— START Entries —

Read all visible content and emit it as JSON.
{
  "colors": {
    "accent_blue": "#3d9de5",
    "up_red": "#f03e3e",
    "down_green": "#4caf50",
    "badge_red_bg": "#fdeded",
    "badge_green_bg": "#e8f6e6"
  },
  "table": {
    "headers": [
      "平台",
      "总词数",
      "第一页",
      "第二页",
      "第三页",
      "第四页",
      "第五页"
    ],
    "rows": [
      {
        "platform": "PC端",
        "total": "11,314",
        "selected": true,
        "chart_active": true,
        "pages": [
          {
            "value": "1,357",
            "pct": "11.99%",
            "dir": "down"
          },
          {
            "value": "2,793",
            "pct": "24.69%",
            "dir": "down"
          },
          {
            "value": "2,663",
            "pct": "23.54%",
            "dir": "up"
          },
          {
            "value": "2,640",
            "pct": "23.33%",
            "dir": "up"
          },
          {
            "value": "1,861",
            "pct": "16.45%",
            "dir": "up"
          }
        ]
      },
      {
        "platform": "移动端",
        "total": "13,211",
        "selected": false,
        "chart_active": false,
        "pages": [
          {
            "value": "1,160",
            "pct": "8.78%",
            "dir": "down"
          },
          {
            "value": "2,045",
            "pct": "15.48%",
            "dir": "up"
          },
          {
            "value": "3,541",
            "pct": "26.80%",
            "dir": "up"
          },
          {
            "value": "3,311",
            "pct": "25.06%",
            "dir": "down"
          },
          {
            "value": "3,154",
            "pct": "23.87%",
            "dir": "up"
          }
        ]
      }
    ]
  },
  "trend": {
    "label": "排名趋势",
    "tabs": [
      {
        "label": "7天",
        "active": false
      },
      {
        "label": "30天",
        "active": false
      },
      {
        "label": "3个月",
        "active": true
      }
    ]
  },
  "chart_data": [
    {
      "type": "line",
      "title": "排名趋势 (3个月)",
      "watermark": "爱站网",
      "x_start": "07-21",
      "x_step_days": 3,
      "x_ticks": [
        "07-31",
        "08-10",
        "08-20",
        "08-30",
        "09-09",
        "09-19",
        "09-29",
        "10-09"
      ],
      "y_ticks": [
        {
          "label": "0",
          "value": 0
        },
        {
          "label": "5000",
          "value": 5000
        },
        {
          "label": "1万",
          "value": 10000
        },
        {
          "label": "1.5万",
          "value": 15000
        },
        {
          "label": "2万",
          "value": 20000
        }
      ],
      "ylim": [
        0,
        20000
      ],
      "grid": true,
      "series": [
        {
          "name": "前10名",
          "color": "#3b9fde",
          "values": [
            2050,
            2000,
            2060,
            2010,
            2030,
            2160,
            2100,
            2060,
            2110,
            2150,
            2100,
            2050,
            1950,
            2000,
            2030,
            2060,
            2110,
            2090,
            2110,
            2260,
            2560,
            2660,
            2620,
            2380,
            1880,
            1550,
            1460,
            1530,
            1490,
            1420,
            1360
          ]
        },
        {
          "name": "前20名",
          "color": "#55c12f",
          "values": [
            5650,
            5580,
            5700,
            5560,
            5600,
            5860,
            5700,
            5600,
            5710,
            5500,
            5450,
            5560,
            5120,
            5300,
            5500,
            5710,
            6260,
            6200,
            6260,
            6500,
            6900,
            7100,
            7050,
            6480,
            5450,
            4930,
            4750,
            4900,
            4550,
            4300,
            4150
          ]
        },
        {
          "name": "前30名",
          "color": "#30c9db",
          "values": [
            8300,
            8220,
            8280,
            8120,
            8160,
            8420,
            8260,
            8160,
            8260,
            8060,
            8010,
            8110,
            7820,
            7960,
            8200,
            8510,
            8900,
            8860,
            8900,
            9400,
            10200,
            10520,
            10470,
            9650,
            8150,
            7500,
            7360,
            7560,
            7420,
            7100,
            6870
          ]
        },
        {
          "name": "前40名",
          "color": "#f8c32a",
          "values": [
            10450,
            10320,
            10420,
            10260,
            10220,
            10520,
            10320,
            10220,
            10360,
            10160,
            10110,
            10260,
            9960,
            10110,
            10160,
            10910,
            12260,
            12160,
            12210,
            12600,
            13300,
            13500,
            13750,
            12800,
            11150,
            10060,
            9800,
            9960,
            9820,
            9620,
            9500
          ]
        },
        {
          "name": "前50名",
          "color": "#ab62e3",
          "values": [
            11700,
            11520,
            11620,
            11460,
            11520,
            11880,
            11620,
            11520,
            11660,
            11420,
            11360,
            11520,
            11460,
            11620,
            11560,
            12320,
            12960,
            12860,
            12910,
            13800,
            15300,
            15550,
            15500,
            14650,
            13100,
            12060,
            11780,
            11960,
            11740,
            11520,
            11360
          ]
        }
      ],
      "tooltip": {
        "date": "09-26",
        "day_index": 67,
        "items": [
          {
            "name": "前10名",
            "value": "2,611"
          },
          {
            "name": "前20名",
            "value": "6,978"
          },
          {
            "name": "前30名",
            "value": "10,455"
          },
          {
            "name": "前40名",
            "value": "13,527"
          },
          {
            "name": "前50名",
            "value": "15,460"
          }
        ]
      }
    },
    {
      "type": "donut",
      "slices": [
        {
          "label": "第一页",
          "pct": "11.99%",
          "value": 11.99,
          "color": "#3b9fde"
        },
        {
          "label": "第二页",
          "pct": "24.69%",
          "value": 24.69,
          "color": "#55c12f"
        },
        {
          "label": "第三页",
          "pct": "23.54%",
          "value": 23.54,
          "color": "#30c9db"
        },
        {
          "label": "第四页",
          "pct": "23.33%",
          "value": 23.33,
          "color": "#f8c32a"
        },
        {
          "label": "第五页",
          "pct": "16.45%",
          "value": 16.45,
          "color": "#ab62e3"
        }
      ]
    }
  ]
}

— END Entries —

Request –
Transcribe every entry exactly.

Correct output –
Read all visible content and emit it as JSON.
{
  "colors": {
    "accent_blue": "#3d9de5",
    "up_red": "#f03e3e",
    "down_green": "#4caf50",
    "badge_red_bg": "#fdeded",
    "badge_green_bg": "#e8f6e6"
  },
  "table": {
    "headers": [
      "平台",
      "总词数",
      "第一页",
      "第二页",
      "第三页",
      "第四页",
      "第五页"
    ],
    "rows": [
      {
        "platform": "PC端",
        "total": "11,314",
        "selected": true,
        "chart_active": true,
        "pages": [
          {
            "value": "1,357",
            "pct": "11.99%",
            "dir": "down"
          },
          {
            "value": "2,793",
            "pct": "24.69%",
            "dir": "down"
          },
          {
            "value": "2,663",
            "pct": "23.54%",
            "dir": "up"
          },
          {
            "value": "2,640",
            "pct": "23.33%",
            "dir": "up"
          },
          {
            "value": "1,861",
            "pct": "16.45%",
            "dir": "up"
          }
        ]
      },
      {
        "platform": "移动端",
        "total": "13,211",
        "selected": false,
        "chart_active": false,
        "pages": [
          {
            "value": "1,160",
            "pct": "8.78%",
            "dir": "down"
          },
          {
            "value": "2,045",
            "pct": "15.48%",
            "dir": "up"
          },
          {
            "value": "3,541",
            "pct": "26.80%",
            "dir": "up"
          },
          {
            "value": "3,311",
            "pct": "25.06%",
            "dir": "down"
          },
          {
            "value": "3,154",
            "pct": "23.87%",
            "dir": "up"
          }
        ]
      }
    ]
  },
  "trend": {
    "label": "排名趋势",
    "tabs": [
      {
        "label": "7天",
        "active": false
      },
      {
        "label": "30天",
        "active": false
      },
      {
        "label": "3个月",
        "active": true
      }
    ]
  },
  "chart_data": [
    {
      "type": "line",
      "title": "排名趋势 (3个月)",
      "watermark": "爱站网",
      "x_start": "07-21",
      "x_step_days": 3,
      "x_ticks": [
        "07-31",
        "08-10",
        "08-20",
        "08-30",
        "09-09",
        "09-19",
        "09-29",
        "10-09"
      ],
      "y_ticks": [
        {
          "label": "0",
          "value": 0
        },
        {
          "label": "5000",
          "value": 5000
        },
        {
          "label": "1万",
          "value": 10000
        },
        {
          "label": "1.5万",
          "value": 15000
        },
        {
          "label": "2万",
          "value": 20000
        }
      ],
      "ylim": [
        0,
        20000
      ],
      "grid": true,
      "series": [
        {
          "name": "前10名",
          "color": "#3b9fde",
          "values": [
            2050,
            2000,
            2060,
            2010,
            2030,
            2160,
            2100,
            2060,
            2110,
            2150,
            2100,
            2050,
            1950,
            2000,
            2030,
            2060,
            2110,
            2090,
            2110,
            2260,
            2560,
            2660,
            2620,
            2380,
            1880,
            1550,
            1460,
            1530,
            1490,
            1420,
            1360
          ]
        },
        {
          "name": "前20名",
          "color": "#55c12f",
          "values": [
            5650,
            5580,
            5700,
            5560,
            5600,
            5860,
            5700,
            5600,
            5710,
            5500,
            5450,
            5560,
            5120,
            5300,
            5500,
            5710,
            6260,
            6200,
            6260,
            6500,
            6900,
            7100,
            7050,
            6480,
            5450,
            4930,
            4750,
            4900,
            4550,
            4300,
            4150
          ]
        },
        {
          "name": "前30名",
          "color": "#30c9db",
          "values": [
            8300,
            8220,
            8280,
            8120,
            8160,
            8420,
            8260,
            8160,
            8260,
            8060,
            8010,
            8110,
            7820,
            7960,
            8200,
            8510,
            8900,
            8860,
            8900,
            9400,
            10200,
            10520,
            10470,
            9650,
            8150,
            7500,
            7360,
            7560,
            7420,
            7100,
            6870
          ]
        },
        {
          "name": "前40名",
          "color": "#f8c32a",
          "values": [
            10450,
            10320,
            10420,
            10260,
            10220,
            10520,
            10320,
            10220,
            10360,
            10160,
            10110,
            10260,
            9960,
            10110,
            10160,
            10910,
            12260,
            12160,
            12210,
            12600,
            13300,
            13500,
            13750,
            12800,
            11150,
            10060,
            9800,
            9960,
            9820,
            9620,
            9500
          ]
        },
        {
          "name": "前50名",
          "color": "#ab62e3",
          "values": [
            11700,
            11520,
            11620,
            11460,
            11520,
            11880,
            11620,
            11520,
            11660,
            11420,
            11360,
            11520,
            11460,
            11620,
            11560,
            12320,
            12960,
            12860,
            12910,
            13800,
            15300,
            15550,
            15500,
            14650,
            13100,
            12060,
            11780,
            11960,
            11740,
            11520,
            11360
          ]
        }
      ],
      "tooltip": {
        "date": "09-26",
        "day_index": 67,
        "items": [
          {
            "name": "前10名",
            "value": "2,611"
          },
          {
            "name": "前20名",
            "value": "6,978"
          },
          {
            "name": "前30名",
            "value": "10,455"
          },
          {
            "name": "前40名",
            "value": "13,527"
          },
          {
            "name": "前50名",
            "value": "15,460"
          }
        ]
      }
    },
    {
      "type": "donut",
      "slices": [
        {
          "label": "第一页",
          "pct": "11.99%",
          "value": 11.99,
          "color": "#3b9fde"
        },
        {
          "label": "第二页",
          "pct": "24.69%",
          "value": 24.69,
          "color": "#55c12f"
        },
        {
          "label": "第三页",
          "pct": "23.54%",
          "value": 23.54,
          "color": "#30c9db"
        },
        {
          "label": "第四页",
          "pct": "23.33%",
          "value": 23.33,
          "color": "#f8c32a"
        },
        {
          "label": "第五页",
          "pct": "16.45%",
          "value": 16.45,
          "color": "#ab62e3"
        }
      ]
    }
  ]
}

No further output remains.